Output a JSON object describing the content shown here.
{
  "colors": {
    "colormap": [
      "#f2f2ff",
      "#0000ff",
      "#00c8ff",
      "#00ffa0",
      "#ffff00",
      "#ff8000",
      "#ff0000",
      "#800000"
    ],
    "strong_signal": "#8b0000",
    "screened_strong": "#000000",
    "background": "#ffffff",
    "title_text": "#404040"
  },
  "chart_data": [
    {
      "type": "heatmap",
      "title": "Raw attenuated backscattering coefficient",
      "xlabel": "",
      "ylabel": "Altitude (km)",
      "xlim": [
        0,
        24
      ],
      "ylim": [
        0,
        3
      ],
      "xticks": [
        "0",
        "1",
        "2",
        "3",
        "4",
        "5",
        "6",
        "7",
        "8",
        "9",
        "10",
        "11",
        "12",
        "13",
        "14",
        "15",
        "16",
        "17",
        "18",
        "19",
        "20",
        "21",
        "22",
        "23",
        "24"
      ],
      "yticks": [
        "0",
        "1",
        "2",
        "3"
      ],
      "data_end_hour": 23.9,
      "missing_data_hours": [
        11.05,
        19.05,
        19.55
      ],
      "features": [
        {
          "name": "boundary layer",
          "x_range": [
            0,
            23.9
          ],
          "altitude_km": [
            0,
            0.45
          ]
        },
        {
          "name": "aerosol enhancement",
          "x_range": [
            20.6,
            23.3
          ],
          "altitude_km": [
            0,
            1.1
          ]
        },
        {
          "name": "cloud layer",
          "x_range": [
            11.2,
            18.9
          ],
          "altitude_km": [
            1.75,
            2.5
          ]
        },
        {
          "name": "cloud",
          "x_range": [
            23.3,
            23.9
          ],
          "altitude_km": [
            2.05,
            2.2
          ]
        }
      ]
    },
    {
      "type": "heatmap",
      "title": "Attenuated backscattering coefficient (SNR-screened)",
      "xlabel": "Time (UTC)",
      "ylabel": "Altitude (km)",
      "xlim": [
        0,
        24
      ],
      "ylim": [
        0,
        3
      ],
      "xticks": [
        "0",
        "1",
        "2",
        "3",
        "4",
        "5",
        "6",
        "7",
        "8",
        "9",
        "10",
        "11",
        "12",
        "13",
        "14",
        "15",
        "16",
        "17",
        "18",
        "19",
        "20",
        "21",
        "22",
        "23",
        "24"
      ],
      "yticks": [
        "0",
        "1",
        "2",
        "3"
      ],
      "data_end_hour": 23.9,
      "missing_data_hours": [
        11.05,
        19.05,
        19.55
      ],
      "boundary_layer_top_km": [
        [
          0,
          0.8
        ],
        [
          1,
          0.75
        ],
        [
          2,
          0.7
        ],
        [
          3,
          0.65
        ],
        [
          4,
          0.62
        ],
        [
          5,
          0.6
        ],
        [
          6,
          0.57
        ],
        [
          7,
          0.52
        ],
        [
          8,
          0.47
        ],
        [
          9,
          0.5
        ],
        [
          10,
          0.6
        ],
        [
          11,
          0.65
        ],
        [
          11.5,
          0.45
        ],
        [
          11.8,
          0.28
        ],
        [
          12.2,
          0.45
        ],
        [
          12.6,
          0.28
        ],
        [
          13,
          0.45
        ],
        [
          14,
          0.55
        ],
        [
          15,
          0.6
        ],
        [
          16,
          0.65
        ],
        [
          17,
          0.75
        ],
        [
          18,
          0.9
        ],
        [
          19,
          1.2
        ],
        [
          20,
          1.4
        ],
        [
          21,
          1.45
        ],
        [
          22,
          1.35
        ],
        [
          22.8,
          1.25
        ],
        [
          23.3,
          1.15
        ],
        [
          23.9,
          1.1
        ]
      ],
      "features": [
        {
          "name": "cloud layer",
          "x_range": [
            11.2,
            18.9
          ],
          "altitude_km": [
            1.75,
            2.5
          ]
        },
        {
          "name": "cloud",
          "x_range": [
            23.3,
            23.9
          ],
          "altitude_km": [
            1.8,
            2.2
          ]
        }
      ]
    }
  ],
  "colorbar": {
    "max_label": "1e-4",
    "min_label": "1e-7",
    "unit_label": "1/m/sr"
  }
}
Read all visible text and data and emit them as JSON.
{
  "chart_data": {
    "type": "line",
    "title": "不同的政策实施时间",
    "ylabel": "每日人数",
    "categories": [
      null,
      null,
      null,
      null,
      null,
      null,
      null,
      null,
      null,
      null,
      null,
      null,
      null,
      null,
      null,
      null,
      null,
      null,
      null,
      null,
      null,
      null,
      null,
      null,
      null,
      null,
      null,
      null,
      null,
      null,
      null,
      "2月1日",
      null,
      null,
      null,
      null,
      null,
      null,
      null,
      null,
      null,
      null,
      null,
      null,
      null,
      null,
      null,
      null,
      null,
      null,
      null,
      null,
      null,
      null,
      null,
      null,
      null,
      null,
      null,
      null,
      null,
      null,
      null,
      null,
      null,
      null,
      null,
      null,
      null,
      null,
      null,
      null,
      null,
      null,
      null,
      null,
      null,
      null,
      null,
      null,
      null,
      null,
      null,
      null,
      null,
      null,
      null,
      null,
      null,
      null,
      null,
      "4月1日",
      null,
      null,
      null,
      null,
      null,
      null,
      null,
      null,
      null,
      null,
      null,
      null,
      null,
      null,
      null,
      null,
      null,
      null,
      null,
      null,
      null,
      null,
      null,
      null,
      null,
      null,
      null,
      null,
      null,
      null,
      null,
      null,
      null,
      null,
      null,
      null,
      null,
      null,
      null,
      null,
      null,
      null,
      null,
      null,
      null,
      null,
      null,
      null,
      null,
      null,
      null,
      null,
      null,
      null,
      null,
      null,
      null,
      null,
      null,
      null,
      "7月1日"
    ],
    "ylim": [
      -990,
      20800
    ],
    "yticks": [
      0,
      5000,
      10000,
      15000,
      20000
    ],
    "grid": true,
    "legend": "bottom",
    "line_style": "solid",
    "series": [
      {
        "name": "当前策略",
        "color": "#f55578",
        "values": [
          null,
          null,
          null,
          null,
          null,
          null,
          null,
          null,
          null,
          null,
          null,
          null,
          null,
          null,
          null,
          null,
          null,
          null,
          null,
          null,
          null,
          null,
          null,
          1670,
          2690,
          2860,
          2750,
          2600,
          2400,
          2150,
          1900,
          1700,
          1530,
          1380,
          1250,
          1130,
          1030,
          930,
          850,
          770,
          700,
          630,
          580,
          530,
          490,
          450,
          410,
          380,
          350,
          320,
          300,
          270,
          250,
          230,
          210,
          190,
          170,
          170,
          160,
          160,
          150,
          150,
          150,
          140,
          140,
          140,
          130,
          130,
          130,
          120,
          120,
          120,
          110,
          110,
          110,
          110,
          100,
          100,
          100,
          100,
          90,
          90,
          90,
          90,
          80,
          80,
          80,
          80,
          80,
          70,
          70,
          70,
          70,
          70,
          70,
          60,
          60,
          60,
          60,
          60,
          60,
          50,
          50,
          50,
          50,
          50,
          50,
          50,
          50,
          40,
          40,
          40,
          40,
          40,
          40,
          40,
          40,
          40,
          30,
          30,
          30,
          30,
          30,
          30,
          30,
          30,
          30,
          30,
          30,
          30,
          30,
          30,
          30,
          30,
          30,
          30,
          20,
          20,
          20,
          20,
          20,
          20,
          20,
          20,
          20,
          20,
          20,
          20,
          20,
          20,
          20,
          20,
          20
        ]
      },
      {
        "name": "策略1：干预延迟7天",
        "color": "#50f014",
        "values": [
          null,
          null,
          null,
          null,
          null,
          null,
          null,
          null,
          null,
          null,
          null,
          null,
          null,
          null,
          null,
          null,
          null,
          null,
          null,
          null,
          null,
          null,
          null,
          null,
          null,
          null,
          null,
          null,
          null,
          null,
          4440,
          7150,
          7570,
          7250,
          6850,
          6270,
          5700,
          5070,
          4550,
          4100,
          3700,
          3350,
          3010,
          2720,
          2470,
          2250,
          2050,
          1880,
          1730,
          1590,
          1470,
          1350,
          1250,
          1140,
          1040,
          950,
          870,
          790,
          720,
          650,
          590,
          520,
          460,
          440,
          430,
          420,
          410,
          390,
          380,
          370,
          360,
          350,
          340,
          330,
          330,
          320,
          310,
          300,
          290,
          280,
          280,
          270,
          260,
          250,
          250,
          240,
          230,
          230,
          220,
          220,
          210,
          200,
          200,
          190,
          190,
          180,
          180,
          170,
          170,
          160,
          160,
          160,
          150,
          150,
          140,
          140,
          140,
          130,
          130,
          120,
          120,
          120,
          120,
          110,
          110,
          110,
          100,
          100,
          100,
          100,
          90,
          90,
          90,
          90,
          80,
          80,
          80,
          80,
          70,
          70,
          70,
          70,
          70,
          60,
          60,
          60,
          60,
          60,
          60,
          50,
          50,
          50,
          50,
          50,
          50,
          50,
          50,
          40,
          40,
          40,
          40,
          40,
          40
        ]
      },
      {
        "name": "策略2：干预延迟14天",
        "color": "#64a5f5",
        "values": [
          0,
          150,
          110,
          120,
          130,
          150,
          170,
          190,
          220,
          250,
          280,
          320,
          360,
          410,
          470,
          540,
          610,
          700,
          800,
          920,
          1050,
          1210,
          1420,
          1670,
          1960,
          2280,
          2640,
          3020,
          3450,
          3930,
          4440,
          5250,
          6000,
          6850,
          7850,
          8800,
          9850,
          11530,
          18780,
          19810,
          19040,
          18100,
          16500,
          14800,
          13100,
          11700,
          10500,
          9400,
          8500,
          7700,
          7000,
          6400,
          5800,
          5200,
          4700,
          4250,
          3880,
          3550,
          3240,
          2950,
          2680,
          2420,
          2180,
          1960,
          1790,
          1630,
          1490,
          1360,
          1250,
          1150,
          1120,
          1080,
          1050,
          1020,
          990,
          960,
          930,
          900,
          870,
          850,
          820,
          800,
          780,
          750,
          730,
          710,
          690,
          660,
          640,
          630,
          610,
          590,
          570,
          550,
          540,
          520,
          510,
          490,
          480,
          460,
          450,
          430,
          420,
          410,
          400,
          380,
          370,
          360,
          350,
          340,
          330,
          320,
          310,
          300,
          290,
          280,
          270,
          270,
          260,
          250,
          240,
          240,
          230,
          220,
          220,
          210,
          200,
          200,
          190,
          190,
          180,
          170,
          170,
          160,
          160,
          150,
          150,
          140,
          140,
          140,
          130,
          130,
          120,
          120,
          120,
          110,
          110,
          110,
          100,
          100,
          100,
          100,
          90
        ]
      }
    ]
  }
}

#### What to work on
Extract all lines of the records above that include "backscattering".

#### Reply to the task
      "title": "Raw attenuated backscattering coefficient",
      "title": "Attenuated backscattering coefficient (SNR-screened)",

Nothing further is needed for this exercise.